Only the number is wanted: how many lines contain "normalizado"?

[Recorded data]
>> BEGIN
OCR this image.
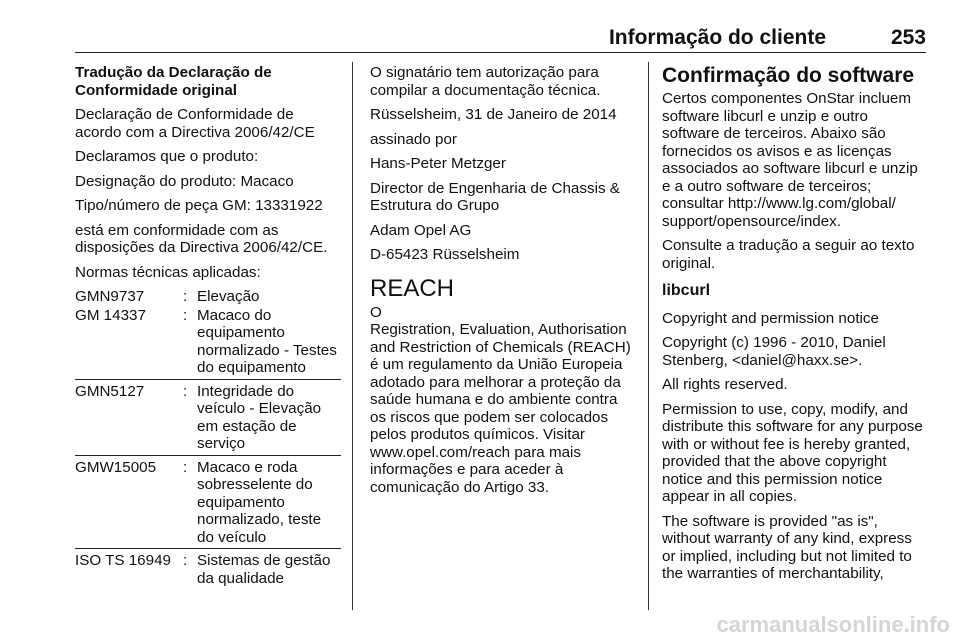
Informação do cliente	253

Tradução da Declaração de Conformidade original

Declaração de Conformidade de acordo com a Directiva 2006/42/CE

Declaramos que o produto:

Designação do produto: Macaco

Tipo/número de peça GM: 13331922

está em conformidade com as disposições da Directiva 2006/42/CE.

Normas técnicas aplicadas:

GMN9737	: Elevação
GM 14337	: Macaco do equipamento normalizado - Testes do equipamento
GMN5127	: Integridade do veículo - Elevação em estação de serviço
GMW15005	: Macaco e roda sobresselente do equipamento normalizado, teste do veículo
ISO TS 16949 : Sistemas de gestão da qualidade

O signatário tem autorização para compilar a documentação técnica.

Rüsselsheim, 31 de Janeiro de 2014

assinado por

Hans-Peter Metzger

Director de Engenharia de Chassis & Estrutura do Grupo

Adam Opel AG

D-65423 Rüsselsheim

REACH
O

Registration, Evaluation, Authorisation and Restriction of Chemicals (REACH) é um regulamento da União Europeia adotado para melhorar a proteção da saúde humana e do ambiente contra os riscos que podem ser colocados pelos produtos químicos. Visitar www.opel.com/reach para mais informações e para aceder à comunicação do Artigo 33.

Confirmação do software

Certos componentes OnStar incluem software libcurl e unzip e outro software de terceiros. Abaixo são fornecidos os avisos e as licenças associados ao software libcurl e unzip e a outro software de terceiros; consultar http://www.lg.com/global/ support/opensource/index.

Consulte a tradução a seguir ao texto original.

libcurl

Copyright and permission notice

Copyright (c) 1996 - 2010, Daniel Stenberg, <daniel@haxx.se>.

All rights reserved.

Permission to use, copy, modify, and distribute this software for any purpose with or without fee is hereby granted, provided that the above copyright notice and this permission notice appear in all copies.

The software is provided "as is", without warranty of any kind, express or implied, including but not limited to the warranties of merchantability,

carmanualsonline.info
>> END
● Task response: 2